Provided data:
·····

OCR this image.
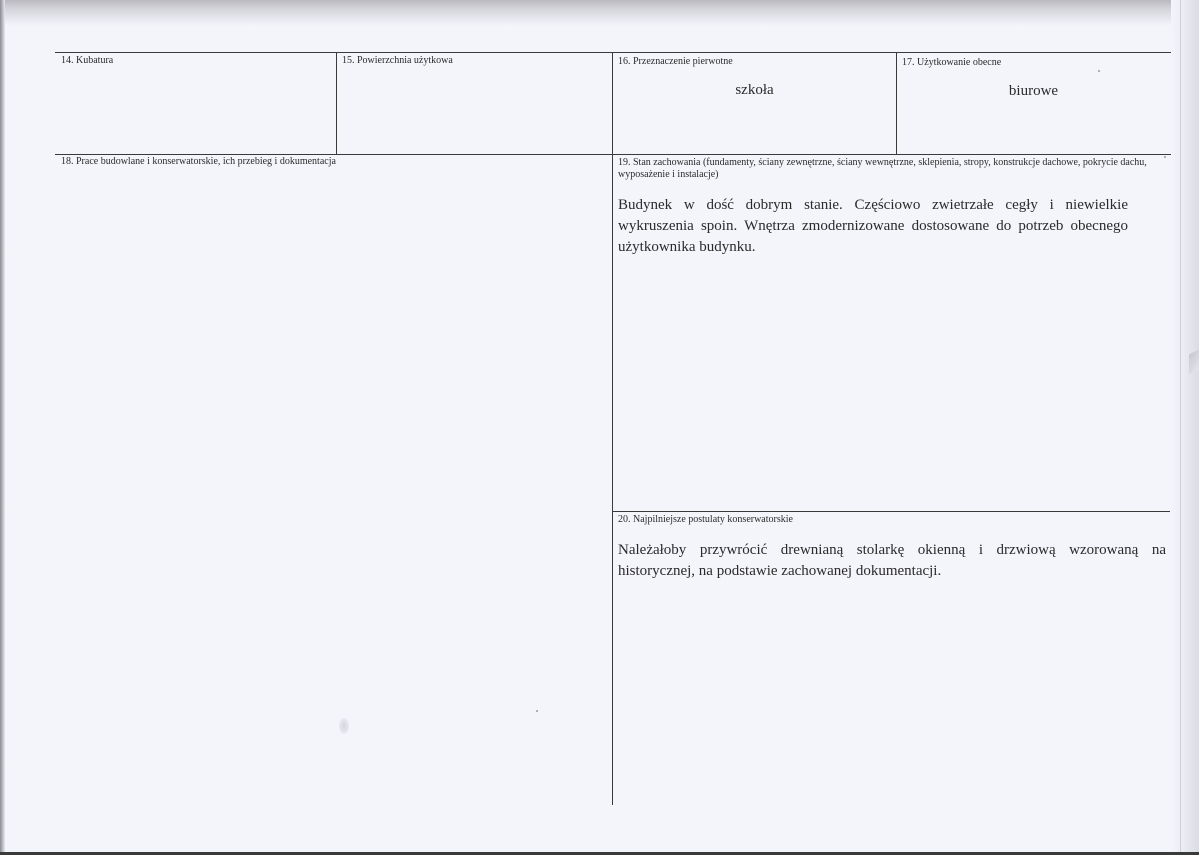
14. Kubatura	15. Powierzchnia użytkowa	16. Przeznaczenie pierwotne
szkoła
17. Użytkowanie obecne
biurowe
18. Prace budowlane i konserwatorskie, ich przebieg i dokumentacja	19. Stan zachowania (fundamenty, ściany zewnętrzne, ściany wewnętrzne, sklepienia, stropy, konstrukcje dachowe, pokrycie dachu, wyposażenie i instalacje)
Budynek w dość dobrym stanie. Częściowo zwietrzałe cegły i niewielkie wykruszenia spoin. Wnętrza zmodernizowane dostosowane do potrzeb obecnego użytkownika budynku.
20. Najpilniejsze postulaty konserwatorskie
Należałoby przywrócić drewnianą stolarkę okienną i drzwiową wzorowaną na historycznej, na podstawie zachowanej dokumentacji.
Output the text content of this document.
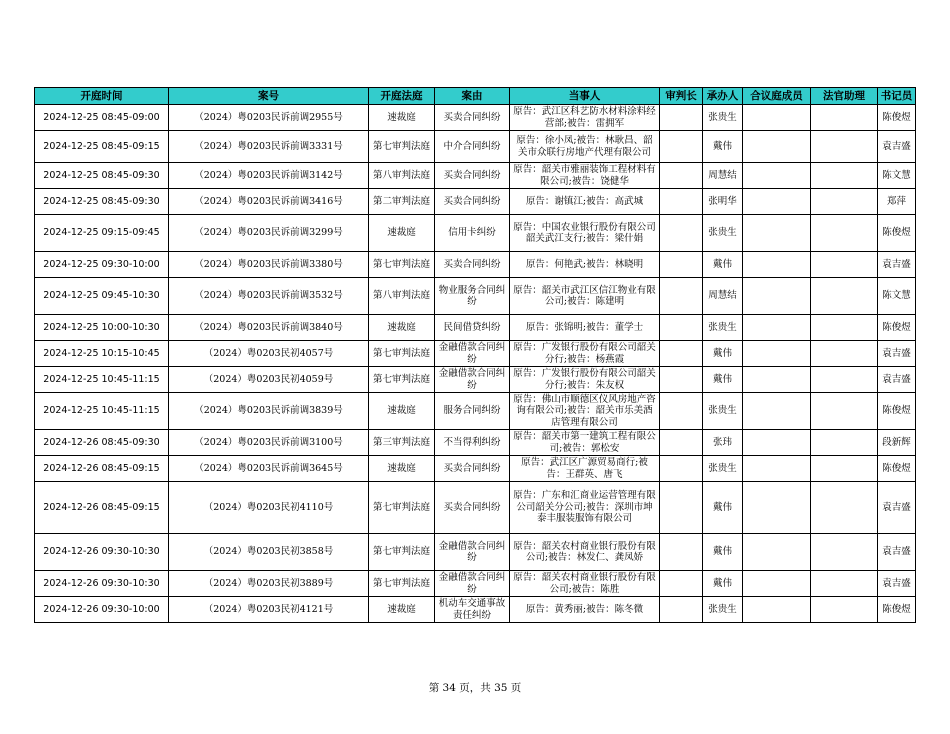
开庭时间	案号	开庭法庭	案由	当事人	审判长	承办人	合议庭成员	法官助理	书记员
2024-12-25 08:45-09:00	（2024）粤0203民诉前调2955号	速裁庭	买卖合同纠纷	原告：武江区科艺防水材料涂料经营部;被告：雷拥军		张贵生			陈俊煜
2024-12-25 08:45-09:15	（2024）粤0203民诉前调3331号	第七审判法庭	中介合同纠纷	原告：徐小凤;被告：林耿昌、韶关市众联行房地产代理有限公司		戴伟			袁吉盛
2024-12-25 08:45-09:30	（2024）粤0203民诉前调3142号	第八审判法庭	买卖合同纠纷	原告：韶关市雅丽装饰工程材料有限公司;被告：饶健华		周慧结			陈文慧
2024-12-25 08:45-09:30	（2024）粤0203民诉前调3416号	第二审判法庭	买卖合同纠纷	原告：谢镇江;被告：高武城		张明华			郑萍
2024-12-25 09:15-09:45	（2024）粤0203民诉前调3299号	速裁庭	信用卡纠纷	原告：中国农业银行股份有限公司韶关武江支行;被告：梁什娟		张贵生			陈俊煜
2024-12-25 09:30-10:00	（2024）粤0203民诉前调3380号	第七审判法庭	买卖合同纠纷	原告：何艳武;被告：林晓明		戴伟			袁吉盛
2024-12-25 09:45-10:30	（2024）粤0203民诉前调3532号	第八审判法庭	物业服务合同纠纷	原告：韶关市武江区信江物业有限公司;被告：陈建明		周慧结			陈文慧
2024-12-25 10:00-10:30	（2024）粤0203民诉前调3840号	速裁庭	民间借贷纠纷	原告：张锦明;被告：董学士		张贵生			陈俊煜
2024-12-25 10:15-10:45	（2024）粤0203民初4057号	第七审判法庭	金融借款合同纠纷	原告：广发银行股份有限公司韶关分行;被告：杨燕霞		戴伟			袁吉盛
2024-12-25 10:45-11:15	（2024）粤0203民初4059号	第七审判法庭	金融借款合同纠纷	原告：广发银行股份有限公司韶关分行;被告：朱友权		戴伟			袁吉盛
2024-12-25 10:45-11:15	（2024）粤0203民诉前调3839号	速裁庭	服务合同纠纷	原告：佛山市顺德区仪风房地产咨询有限公司;被告：韶关市乐美酒店管理有限公司		张贵生			陈俊煜
2024-12-26 08:45-09:30	（2024）粤0203民诉前调3100号	第三审判法庭	不当得利纠纷	原告：韶关市第一建筑工程有限公司;被告：郭松安		张玮			段新辉
2024-12-26 08:45-09:15	（2024）粤0203民诉前调3645号	速裁庭	买卖合同纠纷	原告：武江区广源贸易商行;被告：王群英、唐飞		张贵生			陈俊煜
2024-12-26 08:45-09:15	（2024）粤0203民初4110号	第七审判法庭	买卖合同纠纷	原告：广东和汇商业运营管理有限公司韶关分公司;被告：深圳市坤泰丰服装服饰有限公司		戴伟			袁吉盛
2024-12-26 09:30-10:30	（2024）粤0203民初3858号	第七审判法庭	金融借款合同纠纷	原告：韶关农村商业银行股份有限公司;被告：林发仁、龚凤娇		戴伟			袁吉盛
2024-12-26 09:30-10:30	（2024）粤0203民初3889号	第七审判法庭	金融借款合同纠纷	原告：韶关农村商业银行股份有限公司;被告：陈胜		戴伟			袁吉盛
2024-12-26 09:30-10:00	（2024）粤0203民初4121号	速裁庭	机动车交通事故责任纠纷	原告：黄秀丽;被告：陈冬微		张贵生			陈俊煜
第 34 页，共 35 页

·····

Goal: Copy every line of the listing that contains the word "this".

The solution:
OCR this image.
Output the text content of this document.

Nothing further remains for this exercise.